* start Information provided *

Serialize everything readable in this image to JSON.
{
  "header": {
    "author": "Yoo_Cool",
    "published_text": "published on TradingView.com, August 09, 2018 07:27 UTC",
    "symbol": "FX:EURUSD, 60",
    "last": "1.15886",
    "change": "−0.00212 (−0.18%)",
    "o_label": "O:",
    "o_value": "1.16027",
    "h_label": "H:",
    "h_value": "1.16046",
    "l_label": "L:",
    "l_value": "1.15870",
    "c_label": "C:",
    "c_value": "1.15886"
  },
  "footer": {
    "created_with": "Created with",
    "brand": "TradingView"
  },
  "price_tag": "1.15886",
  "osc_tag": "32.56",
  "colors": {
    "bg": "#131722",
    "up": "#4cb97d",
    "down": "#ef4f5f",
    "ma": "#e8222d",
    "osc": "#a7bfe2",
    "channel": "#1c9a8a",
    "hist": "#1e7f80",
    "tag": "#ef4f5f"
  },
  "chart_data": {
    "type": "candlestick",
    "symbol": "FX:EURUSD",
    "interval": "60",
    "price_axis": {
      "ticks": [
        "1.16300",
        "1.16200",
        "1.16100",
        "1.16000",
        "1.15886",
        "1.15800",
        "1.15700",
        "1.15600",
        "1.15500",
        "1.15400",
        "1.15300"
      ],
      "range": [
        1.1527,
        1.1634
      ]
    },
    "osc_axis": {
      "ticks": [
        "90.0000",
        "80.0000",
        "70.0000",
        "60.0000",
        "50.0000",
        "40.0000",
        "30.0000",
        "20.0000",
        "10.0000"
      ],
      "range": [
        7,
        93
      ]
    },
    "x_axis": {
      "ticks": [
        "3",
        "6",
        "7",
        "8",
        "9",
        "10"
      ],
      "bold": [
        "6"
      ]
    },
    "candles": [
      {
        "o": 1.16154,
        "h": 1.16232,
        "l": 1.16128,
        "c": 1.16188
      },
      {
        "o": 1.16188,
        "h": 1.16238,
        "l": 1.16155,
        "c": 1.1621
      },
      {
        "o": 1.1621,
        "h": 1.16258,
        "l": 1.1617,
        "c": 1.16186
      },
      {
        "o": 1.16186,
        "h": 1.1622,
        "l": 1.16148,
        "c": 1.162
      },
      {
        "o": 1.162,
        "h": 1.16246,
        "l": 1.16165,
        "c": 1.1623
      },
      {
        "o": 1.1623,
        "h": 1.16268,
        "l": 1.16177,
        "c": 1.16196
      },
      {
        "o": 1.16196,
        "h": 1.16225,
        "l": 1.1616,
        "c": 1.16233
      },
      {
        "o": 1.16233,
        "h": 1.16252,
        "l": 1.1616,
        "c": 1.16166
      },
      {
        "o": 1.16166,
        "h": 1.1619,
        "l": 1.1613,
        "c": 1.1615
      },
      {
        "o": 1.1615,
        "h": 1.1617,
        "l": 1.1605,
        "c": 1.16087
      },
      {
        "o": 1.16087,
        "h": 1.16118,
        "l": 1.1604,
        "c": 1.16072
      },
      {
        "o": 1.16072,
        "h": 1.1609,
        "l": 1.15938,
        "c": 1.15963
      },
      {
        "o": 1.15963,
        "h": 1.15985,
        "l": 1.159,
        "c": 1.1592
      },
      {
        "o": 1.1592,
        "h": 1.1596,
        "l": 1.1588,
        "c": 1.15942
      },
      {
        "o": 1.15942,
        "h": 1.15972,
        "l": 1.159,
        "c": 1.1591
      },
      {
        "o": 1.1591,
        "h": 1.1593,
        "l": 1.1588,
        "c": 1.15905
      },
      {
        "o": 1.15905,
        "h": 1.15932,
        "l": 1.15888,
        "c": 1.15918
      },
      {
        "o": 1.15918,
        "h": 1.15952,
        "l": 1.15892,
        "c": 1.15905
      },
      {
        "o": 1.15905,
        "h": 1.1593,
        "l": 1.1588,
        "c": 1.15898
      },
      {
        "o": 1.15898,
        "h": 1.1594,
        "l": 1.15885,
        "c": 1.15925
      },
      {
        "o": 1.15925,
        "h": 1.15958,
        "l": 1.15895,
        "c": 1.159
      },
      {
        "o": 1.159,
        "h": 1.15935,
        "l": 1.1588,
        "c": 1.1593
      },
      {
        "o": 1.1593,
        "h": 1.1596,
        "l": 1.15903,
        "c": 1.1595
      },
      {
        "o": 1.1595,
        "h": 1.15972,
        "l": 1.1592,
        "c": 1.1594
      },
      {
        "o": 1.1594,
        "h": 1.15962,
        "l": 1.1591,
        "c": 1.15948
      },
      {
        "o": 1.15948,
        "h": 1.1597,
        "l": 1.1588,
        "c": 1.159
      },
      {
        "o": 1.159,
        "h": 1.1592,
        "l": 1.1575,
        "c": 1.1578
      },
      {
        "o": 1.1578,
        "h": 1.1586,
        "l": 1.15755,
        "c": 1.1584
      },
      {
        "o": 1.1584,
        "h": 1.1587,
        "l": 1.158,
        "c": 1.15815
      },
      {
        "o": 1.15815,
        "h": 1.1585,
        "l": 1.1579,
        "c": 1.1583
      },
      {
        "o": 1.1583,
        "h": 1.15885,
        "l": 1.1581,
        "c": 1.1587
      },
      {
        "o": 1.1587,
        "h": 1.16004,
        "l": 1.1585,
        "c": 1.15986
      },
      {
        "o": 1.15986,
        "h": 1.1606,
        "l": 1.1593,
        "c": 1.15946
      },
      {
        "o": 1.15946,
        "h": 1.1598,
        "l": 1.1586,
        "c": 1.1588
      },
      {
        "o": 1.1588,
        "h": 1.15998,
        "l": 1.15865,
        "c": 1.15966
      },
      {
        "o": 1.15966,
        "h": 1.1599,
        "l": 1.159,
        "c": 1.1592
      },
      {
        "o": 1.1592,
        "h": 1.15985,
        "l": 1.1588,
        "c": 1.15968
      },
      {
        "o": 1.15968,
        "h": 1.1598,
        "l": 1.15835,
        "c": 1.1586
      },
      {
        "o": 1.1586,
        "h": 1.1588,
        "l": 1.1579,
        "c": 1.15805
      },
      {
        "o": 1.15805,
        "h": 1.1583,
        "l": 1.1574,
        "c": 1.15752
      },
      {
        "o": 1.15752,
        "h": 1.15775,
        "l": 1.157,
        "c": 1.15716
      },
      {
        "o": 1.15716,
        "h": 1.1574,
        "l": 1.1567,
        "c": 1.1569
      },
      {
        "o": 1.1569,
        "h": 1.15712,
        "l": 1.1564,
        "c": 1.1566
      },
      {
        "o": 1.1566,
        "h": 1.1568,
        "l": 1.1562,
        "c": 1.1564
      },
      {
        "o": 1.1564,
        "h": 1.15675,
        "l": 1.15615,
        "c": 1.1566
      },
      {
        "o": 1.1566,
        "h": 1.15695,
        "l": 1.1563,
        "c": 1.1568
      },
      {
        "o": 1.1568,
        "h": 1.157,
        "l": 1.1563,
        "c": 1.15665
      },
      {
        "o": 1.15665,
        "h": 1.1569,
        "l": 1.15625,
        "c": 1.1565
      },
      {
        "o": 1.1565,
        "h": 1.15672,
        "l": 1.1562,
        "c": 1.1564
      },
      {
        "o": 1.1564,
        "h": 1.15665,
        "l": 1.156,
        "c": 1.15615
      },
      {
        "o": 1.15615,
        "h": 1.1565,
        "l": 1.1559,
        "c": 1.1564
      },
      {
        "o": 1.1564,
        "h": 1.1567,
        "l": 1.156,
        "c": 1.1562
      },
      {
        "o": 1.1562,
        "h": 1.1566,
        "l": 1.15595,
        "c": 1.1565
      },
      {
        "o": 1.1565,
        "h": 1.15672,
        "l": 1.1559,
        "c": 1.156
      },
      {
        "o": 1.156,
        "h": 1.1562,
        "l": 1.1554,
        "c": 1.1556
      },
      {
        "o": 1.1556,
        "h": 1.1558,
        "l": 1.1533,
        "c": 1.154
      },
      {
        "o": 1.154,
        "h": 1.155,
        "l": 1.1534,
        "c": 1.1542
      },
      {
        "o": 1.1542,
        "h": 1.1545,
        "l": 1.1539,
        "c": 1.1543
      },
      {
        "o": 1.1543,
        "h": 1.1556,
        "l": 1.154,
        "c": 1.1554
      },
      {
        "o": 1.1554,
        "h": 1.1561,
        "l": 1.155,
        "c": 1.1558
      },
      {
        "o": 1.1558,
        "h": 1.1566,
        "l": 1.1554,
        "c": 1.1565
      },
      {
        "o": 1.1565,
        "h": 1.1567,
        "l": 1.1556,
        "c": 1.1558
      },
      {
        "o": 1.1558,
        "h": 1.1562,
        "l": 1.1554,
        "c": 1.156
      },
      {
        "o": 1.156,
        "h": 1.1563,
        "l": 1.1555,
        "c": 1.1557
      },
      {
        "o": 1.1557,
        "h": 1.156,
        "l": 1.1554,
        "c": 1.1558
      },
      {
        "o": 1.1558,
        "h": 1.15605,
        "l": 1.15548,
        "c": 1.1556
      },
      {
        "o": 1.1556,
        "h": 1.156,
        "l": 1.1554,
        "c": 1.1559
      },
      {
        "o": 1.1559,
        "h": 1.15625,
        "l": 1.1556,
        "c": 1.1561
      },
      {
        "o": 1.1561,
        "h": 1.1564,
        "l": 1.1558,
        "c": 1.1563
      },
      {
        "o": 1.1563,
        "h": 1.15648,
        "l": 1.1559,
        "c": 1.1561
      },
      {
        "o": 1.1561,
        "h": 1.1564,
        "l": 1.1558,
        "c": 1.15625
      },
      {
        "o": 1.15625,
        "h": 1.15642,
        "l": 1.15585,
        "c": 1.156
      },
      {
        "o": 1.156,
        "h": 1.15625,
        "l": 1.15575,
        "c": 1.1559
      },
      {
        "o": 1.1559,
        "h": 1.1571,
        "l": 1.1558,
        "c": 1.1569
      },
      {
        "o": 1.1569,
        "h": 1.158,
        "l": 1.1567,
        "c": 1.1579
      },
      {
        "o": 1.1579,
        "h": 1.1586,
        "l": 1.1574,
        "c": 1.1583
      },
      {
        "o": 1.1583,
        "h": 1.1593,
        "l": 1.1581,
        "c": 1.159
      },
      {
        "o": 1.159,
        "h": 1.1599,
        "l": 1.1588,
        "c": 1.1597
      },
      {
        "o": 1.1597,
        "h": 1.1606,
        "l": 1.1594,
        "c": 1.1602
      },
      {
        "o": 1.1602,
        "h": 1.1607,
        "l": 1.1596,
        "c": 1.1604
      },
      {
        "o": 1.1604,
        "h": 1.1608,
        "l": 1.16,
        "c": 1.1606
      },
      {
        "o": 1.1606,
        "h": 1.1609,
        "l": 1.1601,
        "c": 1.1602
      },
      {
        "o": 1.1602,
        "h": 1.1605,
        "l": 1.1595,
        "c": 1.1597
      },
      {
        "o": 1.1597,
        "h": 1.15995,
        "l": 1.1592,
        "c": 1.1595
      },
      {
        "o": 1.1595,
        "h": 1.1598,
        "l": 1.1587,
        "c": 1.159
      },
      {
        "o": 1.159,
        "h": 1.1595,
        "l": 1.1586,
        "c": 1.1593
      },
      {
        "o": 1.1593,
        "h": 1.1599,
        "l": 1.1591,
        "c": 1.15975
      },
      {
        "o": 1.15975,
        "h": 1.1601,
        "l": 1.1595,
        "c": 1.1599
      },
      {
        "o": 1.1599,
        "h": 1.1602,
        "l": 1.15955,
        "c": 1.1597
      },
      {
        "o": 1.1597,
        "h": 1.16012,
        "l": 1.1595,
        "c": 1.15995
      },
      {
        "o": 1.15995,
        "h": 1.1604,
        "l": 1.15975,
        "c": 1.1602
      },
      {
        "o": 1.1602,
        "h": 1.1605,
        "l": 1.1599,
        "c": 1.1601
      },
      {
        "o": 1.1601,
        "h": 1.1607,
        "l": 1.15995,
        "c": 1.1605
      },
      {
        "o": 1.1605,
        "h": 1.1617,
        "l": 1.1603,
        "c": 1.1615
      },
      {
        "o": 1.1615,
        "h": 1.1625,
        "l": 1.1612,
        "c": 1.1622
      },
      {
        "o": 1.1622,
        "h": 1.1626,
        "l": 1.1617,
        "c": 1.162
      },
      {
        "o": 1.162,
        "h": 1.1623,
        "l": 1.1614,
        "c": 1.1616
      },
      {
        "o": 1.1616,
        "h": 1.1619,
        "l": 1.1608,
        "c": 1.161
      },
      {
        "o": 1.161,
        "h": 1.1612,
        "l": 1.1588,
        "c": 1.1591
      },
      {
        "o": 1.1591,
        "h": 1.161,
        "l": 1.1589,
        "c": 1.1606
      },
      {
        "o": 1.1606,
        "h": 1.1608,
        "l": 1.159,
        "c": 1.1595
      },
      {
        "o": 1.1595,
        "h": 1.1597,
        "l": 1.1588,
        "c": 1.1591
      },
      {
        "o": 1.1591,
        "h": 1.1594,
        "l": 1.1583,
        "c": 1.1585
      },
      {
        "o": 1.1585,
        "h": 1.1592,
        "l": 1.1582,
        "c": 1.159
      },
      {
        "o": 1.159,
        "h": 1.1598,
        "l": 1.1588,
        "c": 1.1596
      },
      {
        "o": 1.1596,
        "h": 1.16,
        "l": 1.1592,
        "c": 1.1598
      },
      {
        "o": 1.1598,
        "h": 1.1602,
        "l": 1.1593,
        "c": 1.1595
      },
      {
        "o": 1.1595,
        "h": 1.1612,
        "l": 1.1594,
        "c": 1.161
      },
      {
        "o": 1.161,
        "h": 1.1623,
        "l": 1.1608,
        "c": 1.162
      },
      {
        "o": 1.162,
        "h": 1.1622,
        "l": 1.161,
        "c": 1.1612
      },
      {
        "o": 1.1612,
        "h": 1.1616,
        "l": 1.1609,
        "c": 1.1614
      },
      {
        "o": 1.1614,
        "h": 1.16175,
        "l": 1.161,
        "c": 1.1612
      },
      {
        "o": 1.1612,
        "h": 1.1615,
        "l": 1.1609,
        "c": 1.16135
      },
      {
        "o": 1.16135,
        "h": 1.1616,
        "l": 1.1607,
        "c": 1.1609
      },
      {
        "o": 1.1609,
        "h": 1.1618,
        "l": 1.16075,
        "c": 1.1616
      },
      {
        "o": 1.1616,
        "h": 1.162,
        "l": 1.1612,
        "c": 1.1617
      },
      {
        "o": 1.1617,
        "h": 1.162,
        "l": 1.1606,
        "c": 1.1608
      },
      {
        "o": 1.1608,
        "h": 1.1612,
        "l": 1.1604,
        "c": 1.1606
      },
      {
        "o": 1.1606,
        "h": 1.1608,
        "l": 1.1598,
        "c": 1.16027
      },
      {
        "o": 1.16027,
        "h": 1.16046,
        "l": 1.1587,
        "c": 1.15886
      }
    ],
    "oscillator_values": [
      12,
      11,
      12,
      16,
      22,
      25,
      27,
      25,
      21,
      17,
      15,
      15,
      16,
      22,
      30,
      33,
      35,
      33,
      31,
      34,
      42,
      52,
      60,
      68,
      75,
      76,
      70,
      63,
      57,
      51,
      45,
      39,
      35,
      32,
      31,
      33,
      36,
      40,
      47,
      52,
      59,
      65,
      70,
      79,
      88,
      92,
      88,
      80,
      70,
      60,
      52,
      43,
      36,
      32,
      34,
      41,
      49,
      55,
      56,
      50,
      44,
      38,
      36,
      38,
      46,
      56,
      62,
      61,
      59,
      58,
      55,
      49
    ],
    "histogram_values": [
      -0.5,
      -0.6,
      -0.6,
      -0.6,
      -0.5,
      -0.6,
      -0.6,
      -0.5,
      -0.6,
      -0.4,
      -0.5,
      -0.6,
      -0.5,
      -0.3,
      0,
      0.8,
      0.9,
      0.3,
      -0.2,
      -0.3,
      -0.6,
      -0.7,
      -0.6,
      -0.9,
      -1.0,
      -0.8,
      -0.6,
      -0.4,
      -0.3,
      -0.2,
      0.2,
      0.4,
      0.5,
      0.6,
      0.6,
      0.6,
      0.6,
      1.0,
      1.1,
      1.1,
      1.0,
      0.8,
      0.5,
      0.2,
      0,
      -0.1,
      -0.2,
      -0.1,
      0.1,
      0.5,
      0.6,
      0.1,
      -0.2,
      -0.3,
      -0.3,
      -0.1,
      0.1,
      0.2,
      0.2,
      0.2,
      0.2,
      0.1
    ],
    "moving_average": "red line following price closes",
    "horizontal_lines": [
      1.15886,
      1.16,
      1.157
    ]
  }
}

* end Information provided *

# [Exercise prompt]
Find and copy each line above that includes the string "EURUSD".

# [The response]
    "symbol": "FX:EURUSD, 60",
    "symbol": "FX:EURUSD",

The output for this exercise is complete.